Write out all the material exactly. Leave nothing out.

Records excerpted from a collection
-- Start --

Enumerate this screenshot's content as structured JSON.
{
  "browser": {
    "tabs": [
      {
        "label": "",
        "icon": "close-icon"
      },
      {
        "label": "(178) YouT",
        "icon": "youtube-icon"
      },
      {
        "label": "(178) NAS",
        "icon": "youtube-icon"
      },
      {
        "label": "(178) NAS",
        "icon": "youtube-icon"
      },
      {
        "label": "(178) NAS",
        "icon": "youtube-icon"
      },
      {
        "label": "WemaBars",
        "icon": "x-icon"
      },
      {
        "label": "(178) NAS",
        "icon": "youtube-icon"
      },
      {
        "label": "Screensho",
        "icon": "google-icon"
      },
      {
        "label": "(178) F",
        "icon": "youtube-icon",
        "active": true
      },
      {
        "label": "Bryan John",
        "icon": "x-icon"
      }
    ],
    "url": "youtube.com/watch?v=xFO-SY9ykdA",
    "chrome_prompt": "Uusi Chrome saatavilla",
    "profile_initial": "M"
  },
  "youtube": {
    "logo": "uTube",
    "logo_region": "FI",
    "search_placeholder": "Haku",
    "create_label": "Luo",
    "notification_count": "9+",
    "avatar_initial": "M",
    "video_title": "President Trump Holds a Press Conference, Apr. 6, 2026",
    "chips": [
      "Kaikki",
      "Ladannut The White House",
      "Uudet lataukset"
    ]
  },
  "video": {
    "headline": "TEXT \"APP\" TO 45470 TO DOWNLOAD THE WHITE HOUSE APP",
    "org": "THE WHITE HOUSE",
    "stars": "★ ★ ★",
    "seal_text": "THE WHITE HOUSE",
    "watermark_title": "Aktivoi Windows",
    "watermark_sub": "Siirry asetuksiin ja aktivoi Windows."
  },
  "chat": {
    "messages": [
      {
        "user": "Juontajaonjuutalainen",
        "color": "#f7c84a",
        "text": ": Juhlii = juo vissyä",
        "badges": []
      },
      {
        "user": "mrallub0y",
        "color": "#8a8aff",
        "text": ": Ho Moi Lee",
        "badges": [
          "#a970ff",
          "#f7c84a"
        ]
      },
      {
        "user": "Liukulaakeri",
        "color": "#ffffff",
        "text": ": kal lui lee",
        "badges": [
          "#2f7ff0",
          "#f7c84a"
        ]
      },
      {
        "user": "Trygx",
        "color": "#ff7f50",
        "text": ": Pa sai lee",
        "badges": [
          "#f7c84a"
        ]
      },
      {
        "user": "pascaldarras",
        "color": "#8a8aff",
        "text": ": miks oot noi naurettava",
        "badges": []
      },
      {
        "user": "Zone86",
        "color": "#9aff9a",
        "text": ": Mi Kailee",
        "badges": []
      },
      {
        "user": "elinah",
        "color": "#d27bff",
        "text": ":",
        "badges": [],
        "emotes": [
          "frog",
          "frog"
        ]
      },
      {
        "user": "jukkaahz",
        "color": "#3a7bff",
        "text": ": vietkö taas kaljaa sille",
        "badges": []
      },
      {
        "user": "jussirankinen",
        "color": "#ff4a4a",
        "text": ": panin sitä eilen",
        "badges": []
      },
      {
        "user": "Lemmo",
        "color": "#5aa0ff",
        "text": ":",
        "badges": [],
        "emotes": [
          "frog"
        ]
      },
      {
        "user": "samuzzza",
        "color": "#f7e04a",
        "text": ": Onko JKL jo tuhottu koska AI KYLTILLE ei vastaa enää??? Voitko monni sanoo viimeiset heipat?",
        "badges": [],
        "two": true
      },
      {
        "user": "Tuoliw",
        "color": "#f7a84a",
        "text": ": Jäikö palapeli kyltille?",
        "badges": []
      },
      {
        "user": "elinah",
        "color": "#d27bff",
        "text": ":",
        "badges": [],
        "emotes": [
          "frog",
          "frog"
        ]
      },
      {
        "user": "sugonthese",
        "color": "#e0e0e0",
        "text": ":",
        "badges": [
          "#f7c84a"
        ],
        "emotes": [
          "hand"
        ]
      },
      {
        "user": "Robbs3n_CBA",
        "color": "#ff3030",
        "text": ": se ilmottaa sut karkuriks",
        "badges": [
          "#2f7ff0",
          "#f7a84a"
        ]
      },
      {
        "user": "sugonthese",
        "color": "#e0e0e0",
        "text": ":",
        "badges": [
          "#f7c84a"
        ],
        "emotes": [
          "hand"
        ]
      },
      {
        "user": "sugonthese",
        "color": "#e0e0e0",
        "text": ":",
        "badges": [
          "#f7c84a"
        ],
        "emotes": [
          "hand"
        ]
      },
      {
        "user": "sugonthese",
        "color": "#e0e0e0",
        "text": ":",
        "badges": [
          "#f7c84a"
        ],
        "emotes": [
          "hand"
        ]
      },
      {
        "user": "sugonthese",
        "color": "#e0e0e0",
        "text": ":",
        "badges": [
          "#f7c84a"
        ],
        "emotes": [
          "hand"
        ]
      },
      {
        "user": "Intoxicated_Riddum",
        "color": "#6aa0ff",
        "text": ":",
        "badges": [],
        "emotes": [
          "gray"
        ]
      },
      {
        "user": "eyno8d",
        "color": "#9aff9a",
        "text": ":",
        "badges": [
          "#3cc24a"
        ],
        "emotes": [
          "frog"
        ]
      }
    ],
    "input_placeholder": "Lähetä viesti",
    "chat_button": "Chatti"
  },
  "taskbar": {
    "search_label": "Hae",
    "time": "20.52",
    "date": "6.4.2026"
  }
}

-- End --

• **WRITTEN SOLUTION**:
Enumerate this screenshot's content as structured JSON.
{
  "browser": {
    "tabs": [
      {
        "label": "",
        "icon": "close-icon"
      },
      {
        "label": "(178) YouT",
        "icon": "youtube-icon"
      },
      {
        "label": "(178) NAS",
        "icon": "youtube-icon"
      },
      {
        "label": "(178) NAS",
        "icon": "youtube-icon"
      },
      {
        "label": "(178) NAS",
        "icon": "youtube-icon"
      },
      {
        "label": "WemaBars",
        "icon": "x-icon"
      },
      {
        "label": "(178) NAS",
        "icon": "youtube-icon"
      },
      {
        "label": "Screensho",
        "icon": "google-icon"
      },
      {
        "label": "(178) F",
        "icon": "youtube-icon",
        "active": true
      },
      {
        "label": "Bryan John",
        "icon": "x-icon"
      }
    ],
    "url": "youtube.com/watch?v=xFO-SY9ykdA",
    "chrome_prompt": "Uusi Chrome saatavilla",
    "profile_initial": "M"
  },
  "youtube": {
    "logo": "uTube",
    "logo_region": "FI",
    "search_placeholder": "Haku",
    "create_label": "Luo",
    "notification_count": "9+",
    "avatar_initial": "M",
    "video_title": "President Trump Holds a Press Conference, Apr. 6, 2026",
    "chips": [
      "Kaikki",
      "Ladannut The White House",
      "Uudet lataukset"
    ]
  },
  "video": {
    "headline": "TEXT \"APP\" TO 45470 TO DOWNLOAD THE WHITE HOUSE APP",
    "org": "THE WHITE HOUSE",
    "stars": "★ ★ ★",
    "seal_text": "THE WHITE HOUSE",
    "watermark_title": "Aktivoi Windows",
    "watermark_sub": "Siirry asetuksiin ja aktivoi Windows."
  },
  "chat": {
    "messages": [
      {
        "user": "Juontajaonjuutalainen",
        "color": "#f7c84a",
        "text": ": Juhlii = juo vissyä",
        "badges": []
      },
      {
        "user": "mrallub0y",
        "color": "#8a8aff",
        "text": ": Ho Moi Lee",
        "badges": [
          "#a970ff",
          "#f7c84a"
        ]
      },
      {
        "user": "Liukulaakeri",
        "color": "#ffffff",
        "text": ": kal lui lee",
        "badges": [
          "#2f7ff0",
          "#f7c84a"
        ]
      },
      {
        "user": "Trygx",
        "color": "#ff7f50",
        "text": ": Pa sai lee",
        "badges": [
          "#f7c84a"
        ]
      },
      {
        "user": "pascaldarras",
        "color": "#8a8aff",
        "text": ": miks oot noi naurettava",
        "badges": []
      },
      {
        "user": "Zone86",
        "color": "#9aff9a",
        "text": ": Mi Kailee",
        "badges": []
      },
      {
        "user": "elinah",
        "color": "#d27bff",
        "text": ":",
        "badges": [],
        "emotes": [
          "frog",
          "frog"
        ]
      },
      {
        "user": "jukkaahz",
        "color": "#3a7bff",
        "text": ": vietkö taas kaljaa sille",
        "badges": []
      },
      {
        "user": "jussirankinen",
        "color": "#ff4a4a",
        "text": ": panin sitä eilen",
        "badges": []
      },
      {
        "user": "Lemmo",
        "color": "#5aa0ff",
        "text": ":",
        "badges": [],
        "emotes": [
          "frog"
        ]
      },
      {
        "user": "samuzzza",
        "color": "#f7e04a",
        "text": ": Onko JKL jo tuhottu koska AI KYLTILLE ei vastaa enää??? Voitko monni sanoo viimeiset heipat?",
        "badges": [],
        "two": true
      },
      {
        "user": "Tuoliw",
        "color": "#f7a84a",
        "text": ": Jäikö palapeli kyltille?",
        "badges": []
      },
      {
        "user": "elinah",
        "color": "#d27bff",
        "text": ":",
        "badges": [],
        "emotes": [
          "frog",
          "frog"
        ]
      },
      {
        "user": "sugonthese",
        "color": "#e0e0e0",
        "text": ":",
        "badges": [
          "#f7c84a"
        ],
        "emotes": [
          "hand"
        ]
      },
      {
        "user": "Robbs3n_CBA",
        "color": "#ff3030",
        "text": ": se ilmottaa sut karkuriks",
        "badges": [
          "#2f7ff0",
          "#f7a84a"
        ]
      },
      {
        "user": "sugonthese",
        "color": "#e0e0e0",
        "text": ":",
        "badges": [
          "#f7c84a"
        ],
        "emotes": [
          "hand"
        ]
      },
      {
        "user": "sugonthese",
        "color": "#e0e0e0",
        "text": ":",
        "badges": [
          "#f7c84a"
        ],
        "emotes": [
          "hand"
        ]
      },
      {
        "user": "sugonthese",
        "color": "#e0e0e0",
        "text": ":",
        "badges": [
          "#f7c84a"
        ],
        "emotes": [
          "hand"
        ]
      },
      {
        "user": "sugonthese",
        "color": "#e0e0e0",
        "text": ":",
        "badges": [
          "#f7c84a"
        ],
        "emotes": [
          "hand"
        ]
      },
      {
        "user": "Intoxicated_Riddum",
        "color": "#6aa0ff",
        "text": ":",
        "badges": [],
        "emotes": [
          "gray"
        ]
      },
      {
        "user": "eyno8d",
        "color": "#9aff9a",
        "text": ":",
        "badges": [
          "#3cc24a"
        ],
        "emotes": [
          "frog"
        ]
      }
    ],
    "input_placeholder": "Lähetä viesti",
    "chat_button": "Chatti"
  },
  "taskbar": {
    "search_label": "Hae",
    "time": "20.52",
    "date": "6.4.2026"
  }
}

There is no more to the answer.